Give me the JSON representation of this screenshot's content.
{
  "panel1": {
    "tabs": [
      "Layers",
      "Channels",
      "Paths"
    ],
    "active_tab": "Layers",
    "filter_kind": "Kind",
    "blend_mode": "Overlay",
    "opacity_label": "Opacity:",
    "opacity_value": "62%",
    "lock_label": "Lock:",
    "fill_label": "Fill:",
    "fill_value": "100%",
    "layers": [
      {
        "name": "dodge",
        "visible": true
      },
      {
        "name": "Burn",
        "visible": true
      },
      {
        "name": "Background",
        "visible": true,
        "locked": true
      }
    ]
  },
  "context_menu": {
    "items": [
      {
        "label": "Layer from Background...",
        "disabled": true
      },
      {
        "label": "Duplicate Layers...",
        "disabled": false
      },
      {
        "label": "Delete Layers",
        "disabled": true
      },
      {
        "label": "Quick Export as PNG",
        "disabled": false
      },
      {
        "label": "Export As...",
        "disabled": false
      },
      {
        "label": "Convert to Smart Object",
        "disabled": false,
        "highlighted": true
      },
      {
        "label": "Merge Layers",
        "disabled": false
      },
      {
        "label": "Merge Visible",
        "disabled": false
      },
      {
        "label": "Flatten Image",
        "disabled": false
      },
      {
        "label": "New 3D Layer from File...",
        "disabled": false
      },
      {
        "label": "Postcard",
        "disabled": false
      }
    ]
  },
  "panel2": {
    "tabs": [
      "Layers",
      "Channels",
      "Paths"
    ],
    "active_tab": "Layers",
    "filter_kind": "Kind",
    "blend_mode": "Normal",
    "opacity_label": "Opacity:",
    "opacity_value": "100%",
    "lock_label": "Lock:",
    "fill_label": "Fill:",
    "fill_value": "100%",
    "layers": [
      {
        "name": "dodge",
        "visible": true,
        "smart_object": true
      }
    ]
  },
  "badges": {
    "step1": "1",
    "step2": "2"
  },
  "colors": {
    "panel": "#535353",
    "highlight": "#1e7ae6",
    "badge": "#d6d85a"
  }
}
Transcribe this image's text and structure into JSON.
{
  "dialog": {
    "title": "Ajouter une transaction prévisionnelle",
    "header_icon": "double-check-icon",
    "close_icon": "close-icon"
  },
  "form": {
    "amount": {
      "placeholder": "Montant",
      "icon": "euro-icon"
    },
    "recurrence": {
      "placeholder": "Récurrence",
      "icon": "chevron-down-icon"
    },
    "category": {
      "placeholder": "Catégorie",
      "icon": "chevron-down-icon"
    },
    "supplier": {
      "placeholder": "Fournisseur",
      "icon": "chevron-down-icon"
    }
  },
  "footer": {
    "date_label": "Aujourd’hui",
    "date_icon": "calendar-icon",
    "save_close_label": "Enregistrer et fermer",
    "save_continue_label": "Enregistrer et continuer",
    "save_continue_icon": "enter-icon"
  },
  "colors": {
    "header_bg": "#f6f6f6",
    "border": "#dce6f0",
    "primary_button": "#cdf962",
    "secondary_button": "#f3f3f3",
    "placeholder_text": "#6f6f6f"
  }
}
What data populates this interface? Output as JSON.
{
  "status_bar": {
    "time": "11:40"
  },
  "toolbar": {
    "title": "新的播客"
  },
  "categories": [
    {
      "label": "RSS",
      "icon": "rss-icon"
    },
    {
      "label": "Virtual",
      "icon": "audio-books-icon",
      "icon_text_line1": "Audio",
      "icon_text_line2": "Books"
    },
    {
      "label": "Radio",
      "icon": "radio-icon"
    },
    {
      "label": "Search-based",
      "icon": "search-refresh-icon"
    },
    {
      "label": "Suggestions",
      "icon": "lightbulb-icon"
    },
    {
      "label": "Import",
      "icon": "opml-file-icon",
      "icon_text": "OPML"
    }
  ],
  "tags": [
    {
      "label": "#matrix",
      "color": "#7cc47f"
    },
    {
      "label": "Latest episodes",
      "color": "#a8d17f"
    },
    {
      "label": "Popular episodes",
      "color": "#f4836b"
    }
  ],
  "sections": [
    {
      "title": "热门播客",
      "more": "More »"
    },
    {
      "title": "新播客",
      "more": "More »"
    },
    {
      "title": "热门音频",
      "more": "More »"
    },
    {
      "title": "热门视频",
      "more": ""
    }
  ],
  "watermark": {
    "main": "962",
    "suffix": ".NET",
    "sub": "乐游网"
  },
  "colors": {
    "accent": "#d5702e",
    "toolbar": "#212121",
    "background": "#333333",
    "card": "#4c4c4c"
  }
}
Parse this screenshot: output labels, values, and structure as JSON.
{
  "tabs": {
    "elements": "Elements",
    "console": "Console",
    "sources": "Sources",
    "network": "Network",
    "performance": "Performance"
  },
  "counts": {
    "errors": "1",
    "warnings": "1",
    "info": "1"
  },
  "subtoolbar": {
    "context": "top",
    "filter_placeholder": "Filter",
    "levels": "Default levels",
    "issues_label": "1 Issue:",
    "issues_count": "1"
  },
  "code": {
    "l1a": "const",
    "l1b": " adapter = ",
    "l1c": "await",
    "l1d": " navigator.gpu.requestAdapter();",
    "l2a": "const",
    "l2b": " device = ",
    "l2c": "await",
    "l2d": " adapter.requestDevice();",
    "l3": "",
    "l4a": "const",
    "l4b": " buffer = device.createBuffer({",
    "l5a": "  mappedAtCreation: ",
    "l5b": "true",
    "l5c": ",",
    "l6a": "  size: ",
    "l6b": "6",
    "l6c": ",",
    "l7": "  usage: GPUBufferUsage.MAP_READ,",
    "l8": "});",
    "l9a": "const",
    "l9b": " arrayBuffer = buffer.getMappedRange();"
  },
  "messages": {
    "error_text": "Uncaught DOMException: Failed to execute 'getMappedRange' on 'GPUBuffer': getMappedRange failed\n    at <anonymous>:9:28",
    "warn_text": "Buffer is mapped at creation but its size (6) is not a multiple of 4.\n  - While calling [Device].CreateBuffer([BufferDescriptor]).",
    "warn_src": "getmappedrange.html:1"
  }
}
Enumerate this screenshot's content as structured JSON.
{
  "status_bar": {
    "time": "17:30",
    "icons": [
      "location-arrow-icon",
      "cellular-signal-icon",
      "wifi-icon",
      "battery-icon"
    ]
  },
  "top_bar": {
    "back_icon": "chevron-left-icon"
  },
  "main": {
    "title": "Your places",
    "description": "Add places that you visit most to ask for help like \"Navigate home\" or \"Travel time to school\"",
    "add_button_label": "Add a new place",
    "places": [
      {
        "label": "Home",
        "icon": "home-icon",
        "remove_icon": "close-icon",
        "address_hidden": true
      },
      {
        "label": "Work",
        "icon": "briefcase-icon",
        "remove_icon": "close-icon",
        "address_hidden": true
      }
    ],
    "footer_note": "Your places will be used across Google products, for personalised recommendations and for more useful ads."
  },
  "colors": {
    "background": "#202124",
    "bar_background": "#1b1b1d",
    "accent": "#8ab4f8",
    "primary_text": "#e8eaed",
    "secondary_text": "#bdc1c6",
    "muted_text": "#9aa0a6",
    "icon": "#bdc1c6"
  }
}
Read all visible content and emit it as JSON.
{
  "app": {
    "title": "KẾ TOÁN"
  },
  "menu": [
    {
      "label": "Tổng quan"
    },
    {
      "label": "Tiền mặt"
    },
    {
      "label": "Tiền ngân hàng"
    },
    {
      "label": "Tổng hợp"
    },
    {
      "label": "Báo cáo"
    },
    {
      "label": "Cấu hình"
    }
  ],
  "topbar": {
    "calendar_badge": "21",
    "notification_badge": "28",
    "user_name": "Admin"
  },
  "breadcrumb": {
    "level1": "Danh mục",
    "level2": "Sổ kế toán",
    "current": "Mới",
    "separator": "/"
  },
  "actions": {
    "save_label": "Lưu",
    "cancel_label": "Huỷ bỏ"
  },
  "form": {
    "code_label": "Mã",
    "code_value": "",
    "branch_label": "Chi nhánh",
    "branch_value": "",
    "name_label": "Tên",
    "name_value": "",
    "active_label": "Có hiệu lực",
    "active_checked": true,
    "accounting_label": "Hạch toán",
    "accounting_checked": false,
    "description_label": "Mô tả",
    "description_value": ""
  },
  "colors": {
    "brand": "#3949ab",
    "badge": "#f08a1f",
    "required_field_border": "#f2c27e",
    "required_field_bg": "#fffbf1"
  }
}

§ **Set exercise**
Extract the lines above from the one containing "Enumerate this screenshot's" to the last line, both included, exactly as written.

§ **Output**
Enumerate this screenshot's content as structured JSON.
{
  "status_bar": {
    "time": "17:30",
    "icons": [
      "location-arrow-icon",
      "cellular-signal-icon",
      "wifi-icon",
      "battery-icon"
    ]
  },
  "top_bar": {
    "back_icon": "chevron-left-icon"
  },
  "main": {
    "title": "Your places",
    "description": "Add places that you visit most to ask for help like \"Navigate home\" or \"Travel time to school\"",
    "add_button_label": "Add a new place",
    "places": [
      {
        "label": "Home",
        "icon": "home-icon",
        "remove_icon": "close-icon",
        "address_hidden": true
      },
      {
        "label": "Work",
        "icon": "briefcase-icon",
        "remove_icon": "close-icon",
        "address_hidden": true
      }
    ],
    "footer_note": "Your places will be used across Google products, for personalised recommendations and for more useful ads."
  },
  "colors": {
    "background": "#202124",
    "bar_background": "#1b1b1d",
    "accent": "#8ab4f8",
    "primary_text": "#e8eaed",
    "secondary_text": "#bdc1c6",
    "muted_text": "#9aa0a6",
    "icon": "#bdc1c6"
  }
}
Read all visible content and emit it as JSON.
{
  "app": {
    "title": "KẾ TOÁN"
  },
  "menu": [
    {
      "label": "Tổng quan"
    },
    {
      "label": "Tiền mặt"
    },
    {
      "label": "Tiền ngân hàng"
    },
    {
      "label": "Tổng hợp"
    },
    {
      "label": "Báo cáo"
    },
    {
      "label": "Cấu hình"
    }
  ],
  "topbar": {
    "calendar_badge": "21",
    "notification_badge": "28",
    "user_name": "Admin"
  },
  "breadcrumb": {
    "level1": "Danh mục",
    "level2": "Sổ kế toán",
    "current": "Mới",
    "separator": "/"
  },
  "actions": {
    "save_label": "Lưu",
    "cancel_label": "Huỷ bỏ"
  },
  "form": {
    "code_label": "Mã",
    "code_value": "",
    "branch_label": "Chi nhánh",
    "branch_value": "",
    "name_label": "Tên",
    "name_value": "",
    "active_label": "Có hiệu lực",
    "active_checked": true,
    "accounting_label": "Hạch toán",
    "accounting_checked": false,
    "description_label": "Mô tả",
    "description_value": ""
  },
  "colors": {
    "brand": "#3949ab",
    "badge": "#f08a1f",
    "required_field_border": "#f2c27e",
    "required_field_bg": "#fffbf1"
  }
}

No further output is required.